■ **Short exercise**: Reproduce the records verbatim, from the start of the records through the line that contains "text-line: 监测提供了新的技术、设备和理念，目前在工程中主要应用的监测技术有 [113, 358, 805, 382]".

■ **Given records**:

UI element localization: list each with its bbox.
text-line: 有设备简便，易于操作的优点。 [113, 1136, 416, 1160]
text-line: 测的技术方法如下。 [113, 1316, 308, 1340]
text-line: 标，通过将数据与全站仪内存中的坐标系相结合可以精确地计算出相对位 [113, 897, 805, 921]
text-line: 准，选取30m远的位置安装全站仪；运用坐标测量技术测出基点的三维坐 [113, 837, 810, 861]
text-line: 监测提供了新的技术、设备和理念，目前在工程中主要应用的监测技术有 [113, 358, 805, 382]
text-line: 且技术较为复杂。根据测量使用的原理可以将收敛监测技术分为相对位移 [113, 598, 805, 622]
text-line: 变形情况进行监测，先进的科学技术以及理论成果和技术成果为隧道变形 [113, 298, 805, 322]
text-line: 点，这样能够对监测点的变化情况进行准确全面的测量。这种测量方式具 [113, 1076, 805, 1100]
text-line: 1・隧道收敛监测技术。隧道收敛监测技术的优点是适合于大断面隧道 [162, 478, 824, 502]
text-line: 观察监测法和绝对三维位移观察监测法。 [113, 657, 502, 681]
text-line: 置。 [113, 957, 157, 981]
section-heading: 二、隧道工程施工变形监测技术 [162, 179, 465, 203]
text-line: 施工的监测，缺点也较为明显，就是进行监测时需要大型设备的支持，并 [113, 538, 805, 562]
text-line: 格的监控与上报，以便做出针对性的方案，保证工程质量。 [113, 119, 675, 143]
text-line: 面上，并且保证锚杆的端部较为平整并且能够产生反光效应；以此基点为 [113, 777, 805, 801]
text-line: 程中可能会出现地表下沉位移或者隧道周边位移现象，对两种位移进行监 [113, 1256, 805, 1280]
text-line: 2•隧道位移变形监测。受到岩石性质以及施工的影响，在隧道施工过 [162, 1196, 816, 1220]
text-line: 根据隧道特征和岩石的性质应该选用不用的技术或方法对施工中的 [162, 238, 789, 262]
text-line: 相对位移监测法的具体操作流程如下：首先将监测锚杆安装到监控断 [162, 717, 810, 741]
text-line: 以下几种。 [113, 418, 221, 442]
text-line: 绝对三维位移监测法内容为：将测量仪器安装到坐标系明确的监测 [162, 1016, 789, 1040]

■ **Exercise answer**:
UI element localization: list each with its bbox.
text-line: 有设备简便，易于操作的优点。 [113, 1136, 416, 1160]
text-line: 测的技术方法如下。 [113, 1316, 308, 1340]
text-line: 标，通过将数据与全站仪内存中的坐标系相结合可以精确地计算出相对位 [113, 897, 805, 921]
text-line: 准，选取30m远的位置安装全站仪；运用坐标测量技术测出基点的三维坐 [113, 837, 810, 861]
text-line: 监测提供了新的技术、设备和理念，目前在工程中主要应用的监测技术有 [113, 358, 805, 382]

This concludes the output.